◆ Stated exercise: Each line that follows should be printed again exactly as it stands.

◆ Exercise material:
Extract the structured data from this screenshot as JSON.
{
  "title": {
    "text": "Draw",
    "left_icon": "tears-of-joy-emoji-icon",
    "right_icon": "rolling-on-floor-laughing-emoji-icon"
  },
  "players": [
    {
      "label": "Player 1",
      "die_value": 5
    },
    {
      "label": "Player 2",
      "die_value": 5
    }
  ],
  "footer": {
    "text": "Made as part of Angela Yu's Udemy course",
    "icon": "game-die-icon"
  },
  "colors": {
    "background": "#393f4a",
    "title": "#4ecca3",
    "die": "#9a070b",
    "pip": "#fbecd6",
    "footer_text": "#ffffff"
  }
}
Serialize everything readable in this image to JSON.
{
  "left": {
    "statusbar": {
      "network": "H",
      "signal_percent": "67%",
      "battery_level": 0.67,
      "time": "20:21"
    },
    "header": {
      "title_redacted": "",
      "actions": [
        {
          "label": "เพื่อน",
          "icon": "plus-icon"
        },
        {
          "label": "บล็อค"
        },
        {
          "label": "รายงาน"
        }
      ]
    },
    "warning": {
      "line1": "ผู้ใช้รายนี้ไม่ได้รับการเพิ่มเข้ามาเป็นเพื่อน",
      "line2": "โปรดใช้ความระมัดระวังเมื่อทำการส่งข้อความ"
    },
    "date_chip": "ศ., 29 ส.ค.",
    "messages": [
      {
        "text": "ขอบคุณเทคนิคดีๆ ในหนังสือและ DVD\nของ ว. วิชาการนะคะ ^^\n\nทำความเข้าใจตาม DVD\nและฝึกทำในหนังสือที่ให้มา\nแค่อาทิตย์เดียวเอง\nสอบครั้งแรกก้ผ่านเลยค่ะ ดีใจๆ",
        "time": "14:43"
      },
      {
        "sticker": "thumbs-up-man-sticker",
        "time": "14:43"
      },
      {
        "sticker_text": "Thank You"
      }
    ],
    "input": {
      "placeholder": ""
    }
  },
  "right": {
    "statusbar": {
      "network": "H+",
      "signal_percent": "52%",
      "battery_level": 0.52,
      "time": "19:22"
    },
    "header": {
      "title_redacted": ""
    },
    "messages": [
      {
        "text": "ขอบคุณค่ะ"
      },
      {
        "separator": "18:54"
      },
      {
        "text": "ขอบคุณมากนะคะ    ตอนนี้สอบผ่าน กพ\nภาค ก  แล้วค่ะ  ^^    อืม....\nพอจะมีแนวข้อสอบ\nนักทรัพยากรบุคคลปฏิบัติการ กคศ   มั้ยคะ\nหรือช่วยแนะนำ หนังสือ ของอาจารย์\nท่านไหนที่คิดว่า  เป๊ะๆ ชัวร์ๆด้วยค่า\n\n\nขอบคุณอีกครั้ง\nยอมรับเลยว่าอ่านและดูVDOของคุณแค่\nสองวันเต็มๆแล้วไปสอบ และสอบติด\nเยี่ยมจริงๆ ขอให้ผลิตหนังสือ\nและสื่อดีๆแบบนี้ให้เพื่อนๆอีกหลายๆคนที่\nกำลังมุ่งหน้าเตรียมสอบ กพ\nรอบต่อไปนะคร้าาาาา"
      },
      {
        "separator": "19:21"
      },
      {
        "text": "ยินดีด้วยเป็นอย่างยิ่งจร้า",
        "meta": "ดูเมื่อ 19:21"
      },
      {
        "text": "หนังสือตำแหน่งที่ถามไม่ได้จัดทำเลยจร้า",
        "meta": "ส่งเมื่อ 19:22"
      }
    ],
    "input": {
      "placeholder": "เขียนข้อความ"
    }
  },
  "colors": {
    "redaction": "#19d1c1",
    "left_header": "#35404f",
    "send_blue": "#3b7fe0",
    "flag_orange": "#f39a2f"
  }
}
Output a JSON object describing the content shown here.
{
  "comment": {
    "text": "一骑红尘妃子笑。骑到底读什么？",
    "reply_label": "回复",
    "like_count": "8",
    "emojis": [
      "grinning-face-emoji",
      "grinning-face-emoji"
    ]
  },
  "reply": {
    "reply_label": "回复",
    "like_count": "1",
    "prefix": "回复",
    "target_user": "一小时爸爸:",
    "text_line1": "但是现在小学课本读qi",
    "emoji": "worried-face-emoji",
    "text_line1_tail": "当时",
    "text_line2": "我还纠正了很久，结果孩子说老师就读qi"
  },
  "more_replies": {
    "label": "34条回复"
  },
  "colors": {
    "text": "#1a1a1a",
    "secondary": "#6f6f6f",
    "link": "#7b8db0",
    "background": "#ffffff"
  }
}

◆ Task solution:
Extract the structured data from this screenshot as JSON.
{
  "title": {
    "text": "Draw",
    "left_icon": "tears-of-joy-emoji-icon",
    "right_icon": "rolling-on-floor-laughing-emoji-icon"
  },
  "players": [
    {
      "label": "Player 1",
      "die_value": 5
    },
    {
      "label": "Player 2",
      "die_value": 5
    }
  ],
  "footer": {
    "text": "Made as part of Angela Yu's Udemy course",
    "icon": "game-die-icon"
  },
  "colors": {
    "background": "#393f4a",
    "title": "#4ecca3",
    "die": "#9a070b",
    "pip": "#fbecd6",
    "footer_text": "#ffffff"
  }
}
Serialize everything readable in this image to JSON.
{
  "left": {
    "statusbar": {
      "network": "H",
      "signal_percent": "67%",
      "battery_level": 0.67,
      "time": "20:21"
    },
    "header": {
      "title_redacted": "",
      "actions": [
        {
          "label": "เพื่อน",
          "icon": "plus-icon"
        },
        {
          "label": "บล็อค"
        },
        {
          "label": "รายงาน"
        }
      ]
    },
    "warning": {
      "line1": "ผู้ใช้รายนี้ไม่ได้รับการเพิ่มเข้ามาเป็นเพื่อน",
      "line2": "โปรดใช้ความระมัดระวังเมื่อทำการส่งข้อความ"
    },
    "date_chip": "ศ., 29 ส.ค.",
    "messages": [
      {
        "text": "ขอบคุณเทคนิคดีๆ ในหนังสือและ DVD\nของ ว. วิชาการนะคะ ^^\n\nทำความเข้าใจตาม DVD\nและฝึกทำในหนังสือที่ให้มา\nแค่อาทิตย์เดียวเอง\nสอบครั้งแรกก้ผ่านเลยค่ะ ดีใจๆ",
        "time": "14:43"
      },
      {
        "sticker": "thumbs-up-man-sticker",
        "time": "14:43"
      },
      {
        "sticker_text": "Thank You"
      }
    ],
    "input": {
      "placeholder": ""
    }
  },
  "right": {
    "statusbar": {
      "network": "H+",
      "signal_percent": "52%",
      "battery_level": 0.52,
      "time": "19:22"
    },
    "header": {
      "title_redacted": ""
    },
    "messages": [
      {
        "text": "ขอบคุณค่ะ"
      },
      {
        "separator": "18:54"
      },
      {
        "text": "ขอบคุณมากนะคะ    ตอนนี้สอบผ่าน กพ\nภาค ก  แล้วค่ะ  ^^    อืม....\nพอจะมีแนวข้อสอบ\nนักทรัพยากรบุคคลปฏิบัติการ กคศ   มั้ยคะ\nหรือช่วยแนะนำ หนังสือ ของอาจารย์\nท่านไหนที่คิดว่า  เป๊ะๆ ชัวร์ๆด้วยค่า\n\n\nขอบคุณอีกครั้ง\nยอมรับเลยว่าอ่านและดูVDOของคุณแค่\nสองวันเต็มๆแล้วไปสอบ และสอบติด\nเยี่ยมจริงๆ ขอให้ผลิตหนังสือ\nและสื่อดีๆแบบนี้ให้เพื่อนๆอีกหลายๆคนที่\nกำลังมุ่งหน้าเตรียมสอบ กพ\nรอบต่อไปนะคร้าาาาา"
      },
      {
        "separator": "19:21"
      },
      {
        "text": "ยินดีด้วยเป็นอย่างยิ่งจร้า",
        "meta": "ดูเมื่อ 19:21"
      },
      {
        "text": "หนังสือตำแหน่งที่ถามไม่ได้จัดทำเลยจร้า",
        "meta": "ส่งเมื่อ 19:22"
      }
    ],
    "input": {
      "placeholder": "เขียนข้อความ"
    }
  },
  "colors": {
    "redaction": "#19d1c1",
    "left_header": "#35404f",
    "send_blue": "#3b7fe0",
    "flag_orange": "#f39a2f"
  }
}
Output a JSON object describing the content shown here.
{
  "comment": {
    "text": "一骑红尘妃子笑。骑到底读什么？",
    "reply_label": "回复",
    "like_count": "8",
    "emojis": [
      "grinning-face-emoji",
      "grinning-face-emoji"
    ]
  },
  "reply": {
    "reply_label": "回复",
    "like_count": "1",
    "prefix": "回复",
    "target_user": "一小时爸爸:",
    "text_line1": "但是现在小学课本读qi",
    "emoji": "worried-face-emoji",
    "text_line1_tail": "当时",
    "text_line2": "我还纠正了很久，结果孩子说老师就读qi"
  },
  "more_replies": {
    "label": "34条回复"
  },
  "colors": {
    "text": "#1a1a1a",
    "secondary": "#6f6f6f",
    "link": "#7b8db0",
    "background": "#ffffff"
  }
}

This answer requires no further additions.